§ Exercise: Write every record out again exactly as given.

(Stored items from a collection)

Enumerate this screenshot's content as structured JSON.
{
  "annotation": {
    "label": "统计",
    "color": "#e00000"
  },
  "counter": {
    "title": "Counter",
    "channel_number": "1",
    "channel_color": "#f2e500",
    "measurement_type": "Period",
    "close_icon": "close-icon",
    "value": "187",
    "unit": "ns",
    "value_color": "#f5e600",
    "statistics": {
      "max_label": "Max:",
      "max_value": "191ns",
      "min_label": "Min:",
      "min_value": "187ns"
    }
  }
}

§ Answer to the exercise:
Enumerate this screenshot's content as structured JSON.
{
  "annotation": {
    "label": "统计",
    "color": "#e00000"
  },
  "counter": {
    "title": "Counter",
    "channel_number": "1",
    "channel_color": "#f2e500",
    "measurement_type": "Period",
    "close_icon": "close-icon",
    "value": "187",
    "unit": "ns",
    "value_color": "#f5e600",
    "statistics": {
      "max_label": "Max:",
      "max_value": "191ns",
      "min_label": "Min:",
      "min_value": "187ns"
    }
  }
}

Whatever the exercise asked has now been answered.